Quote word for word the part of the data that opens with the line containing "bar bbox=[290, 93, 710, 131]" and closes with the line containing "bar bbox=[290, 429, 346, 467]", including both of those lines.

Element and region data:
»»
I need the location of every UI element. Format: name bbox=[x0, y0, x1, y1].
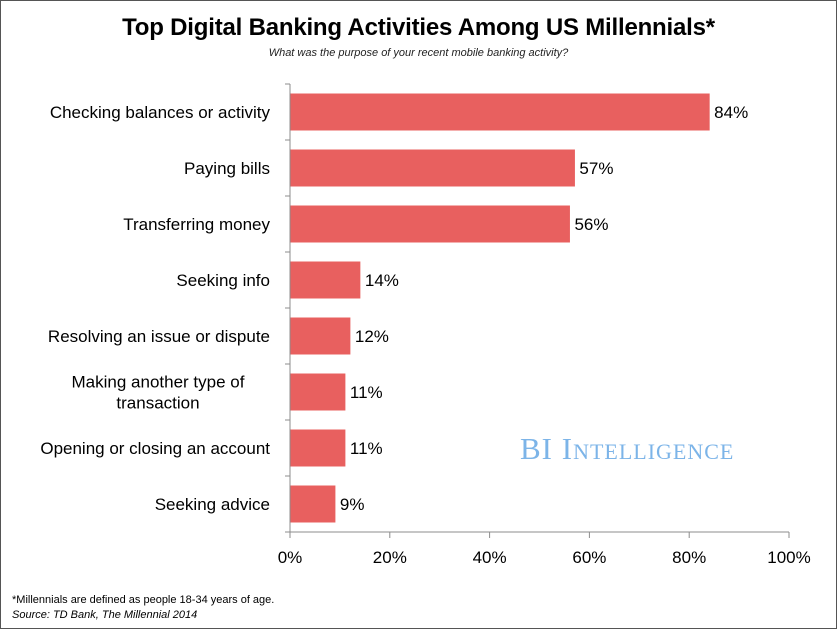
bar bbox=[290, 93, 710, 131]
category-label: Seeking advice bbox=[155, 495, 270, 514]
category-label: Making another type of bbox=[72, 373, 245, 392]
bar-value-label: 57% bbox=[579, 159, 613, 178]
chart-title: Top Digital Banking Activities Among US … bbox=[122, 14, 715, 41]
bar-value-label: 14% bbox=[365, 271, 399, 290]
bar bbox=[290, 373, 346, 411]
bar-value-label: 56% bbox=[574, 215, 608, 234]
x-tick-label: 80% bbox=[672, 548, 706, 567]
category-label: Paying bills bbox=[184, 159, 270, 178]
x-tick-label: 0% bbox=[278, 548, 303, 567]
bar-value-label: 11% bbox=[350, 383, 383, 402]
category-label: Opening or closing an account bbox=[40, 439, 270, 458]
footnote: *Millennials are defined as people 18-34… bbox=[12, 594, 275, 606]
x-tick-label: 20% bbox=[373, 548, 407, 567]
source-note: Source: TD Bank, The Millennial 2014 bbox=[12, 609, 198, 621]
chart-subtitle: What was the purpose of your recent mobi… bbox=[268, 47, 569, 59]
category-label: Checking balances or activity bbox=[50, 103, 271, 122]
bar bbox=[290, 261, 361, 299]
bar bbox=[290, 149, 575, 187]
x-tick-label: 100% bbox=[767, 548, 810, 567]
bar bbox=[290, 429, 346, 467]
bar-value-label: 11% bbox=[350, 439, 383, 458]
bar-value-label: 84% bbox=[714, 103, 748, 122]
x-tick-label: 40% bbox=[473, 548, 507, 567]
bi-intelligence-watermark: BI Intelligence bbox=[520, 431, 735, 466]
category-label: Seeking info bbox=[176, 271, 270, 290]
category-label: Transferring money bbox=[123, 215, 270, 234]
bar bbox=[290, 205, 570, 243]
x-tick-label: 60% bbox=[572, 548, 606, 567]
bar bbox=[290, 317, 351, 355]
category-label: transaction bbox=[116, 394, 199, 413]
category-label: Resolving an issue or dispute bbox=[48, 327, 270, 346]
bar-value-label: 12% bbox=[355, 327, 389, 346]
bar bbox=[290, 485, 336, 523]
bar-value-label: 9% bbox=[340, 495, 365, 514]
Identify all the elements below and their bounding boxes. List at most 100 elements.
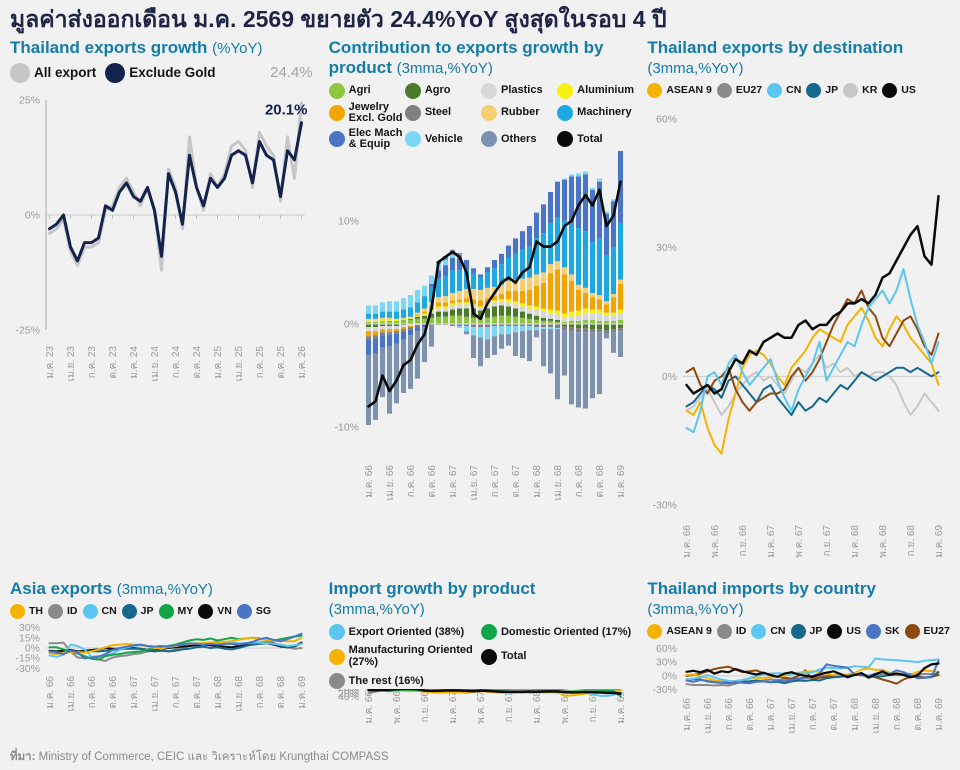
««
Solution to this problem:
bar bbox=[290, 93, 710, 131]
category-label: Seeking advice bbox=[155, 495, 270, 514]
category-label: Making another type of bbox=[72, 373, 245, 392]
bar-value-label: 57% bbox=[579, 159, 613, 178]
chart-title: Top Digital Banking Activities Among US … bbox=[122, 14, 715, 41]
bar-value-label: 14% bbox=[365, 271, 399, 290]
bar bbox=[290, 373, 346, 411]
bar-value-label: 56% bbox=[574, 215, 608, 234]
x-tick-label: 80% bbox=[672, 548, 706, 567]
category-label: Paying bills bbox=[184, 159, 270, 178]
x-tick-label: 0% bbox=[278, 548, 303, 567]
bar-value-label: 11% bbox=[350, 383, 383, 402]
category-label: Opening or closing an account bbox=[40, 439, 270, 458]
footnote: *Millennials are defined as people 18-34… bbox=[12, 594, 275, 606]
x-tick-label: 20% bbox=[373, 548, 407, 567]
source-note: Source: TD Bank, The Millennial 2014 bbox=[12, 609, 198, 621]
chart-subtitle: What was the purpose of your recent mobi… bbox=[268, 47, 569, 59]
category-label: Checking balances or activity bbox=[50, 103, 271, 122]
bar bbox=[290, 261, 361, 299]
bar bbox=[290, 149, 575, 187]
x-tick-label: 100% bbox=[767, 548, 810, 567]
bar bbox=[290, 429, 346, 467]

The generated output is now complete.